"""

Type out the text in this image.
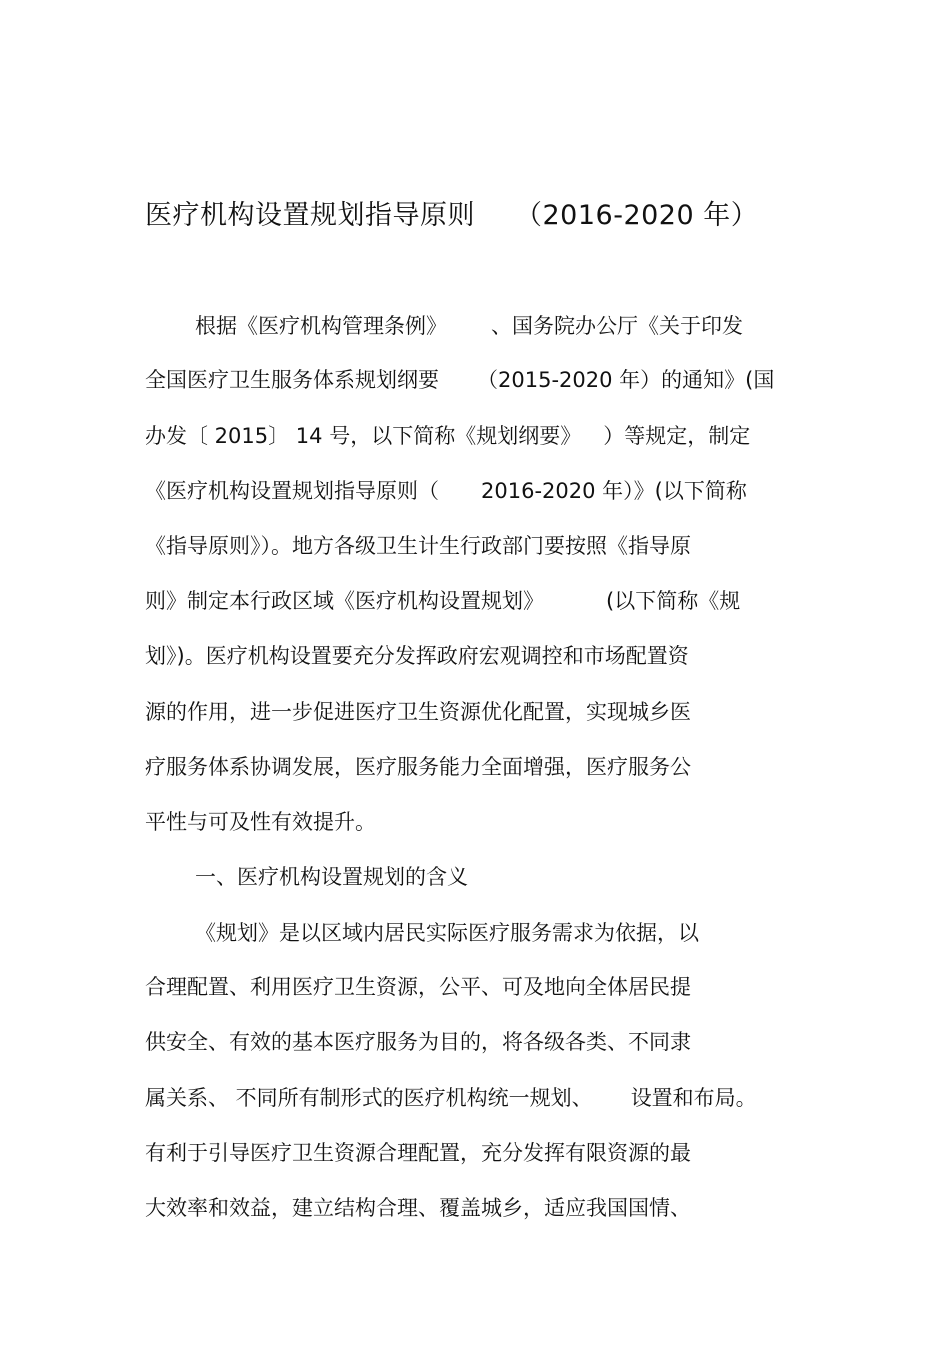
医疗机构设置规划指导原则 （2016-2020 年）
根据《医疗机构管理条例》 、国务院办公厅《关于印发
全国医疗卫生服务体系规划纲要 （2015-2020 年）的通知》(国
办发〔 2015〕 14 号，以下简称《规划纲要》 ）等规定，制定
《医疗机构设置规划指导原则（ 2016-2020 年）》(以下简称
《指导原则》）。地方各级卫生计生行政部门要按照《指导原
则》制定本行政区域《医疗机构设置规划》	(以下简称《规
划》)。医疗机构设置要充分发挥政府宏观调控和市场配置资
源的作用，进一步促进医疗卫生资源优化配置，实现城乡医
疗服务体系协调发展，医疗服务能力全面增强，医疗服务公
平性与可及性有效提升。
一、医疗机构设置规划的含义
《规划》是以区域内居民实际医疗服务需求为依据，以
合理配置、利用医疗卫生资源，公平、可及地向全体居民提
供安全、有效的基本医疗服务为目的，将各级各类、不同隶
属关系、 不同所有制形式的医疗机构统一规划、 设置和布局。
有利于引导医疗卫生资源合理配置，充分发挥有限资源的最
大效率和效益，建立结构合理、覆盖城乡，适应我国国情、
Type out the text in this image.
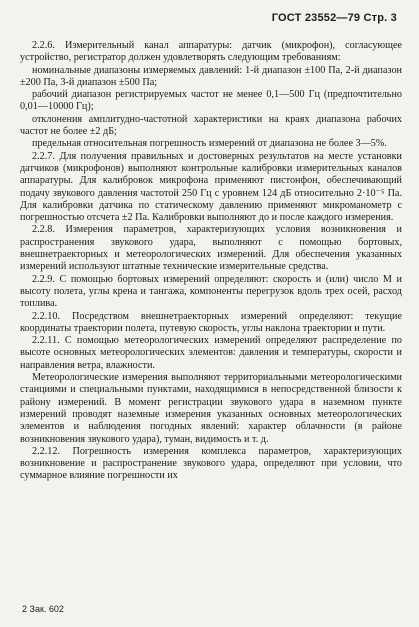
ГОСТ 23552—79 Стр. 3

2.2.6. Измерительный канал аппаратуры: датчик (микрофон), согласующее устройство, регистратор должен удовлетворять следующим требованиям:

номинальные диапазоны измеряемых давлений: 1-й диапазон ±100 Па, 2-й диапазон ±200 Па, 3-й диапазон ±500 Па;

рабочий диапазон регистрируемых частот не менее 0,1—500 Гц (предпочтительно 0,01—10000 Гц);

отклонения амплитудно-частотной характеристики на краях диапазона рабочих частот не более ±2 дБ;

предельная относительная погрешность измерений от диапазона не более 3—5%.

2.2.7. Для получения правильных и достоверных результатов на месте установки датчиков (микрофонов) выполняют контрольные калибровки измерительных каналов аппаратуры. Для калибровок микрофона применяют пистонфон, обеспечивающий подачу звукового давления частотой 250 Гц с уровнем 124 дБ относительно 2·10⁻⁵ Па. Для калибровки датчика по статическому давлению применяют микроманометр с погрешностью отсчета ±2 Па. Калибровки выполняют до и после каждого измерения.

2.2.8. Измерения параметров, характеризующих условия возникновения и распространения звукового удара, выполняют с помощью бортовых, внешнетраекторных и метеорологических измерений. Для обеспечения указанных измерений используют штатные технические измерительные средства.

2.2.9. С помощью бортовых измерений определяют: скорость и (или) число M и высоту полета, углы крена и тангажа, компоненты перегрузок вдоль трех осей, расход топлива.

2.2.10. Посредством внешнетраекторных измерений определяют: текущие координаты траектории полета, путевую скорость, углы наклона траектории и пути.

2.2.11. С помощью метеорологических измерений определяют распределение по высоте основных метеорологических элементов: давления и температуры, скорости и направления ветра, влажности.

Метеорологические измерения выполняют территориальными метеорологическими станциями и специальными пунктами, находящимися в непосредственной близости к району измерений. В момент регистрации звукового удара в наземном пункте измерений проводят наземные измерения указанных основных метеорологических элементов и наблюдения погодных явлений: характер облачности (в районе возникновения звукового удара), туман, видимость и т. д.

2.2.12. Погрешность измерения комплекса параметров, характеризующих возникновение и распространение звукового удара, определяют при условии, что суммарное влияние погрешности их

2 Зак. 602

"""

_Stated problem_
Only a number is wanted: how many lines of the data above contain "углы"?

_Output for this task_
2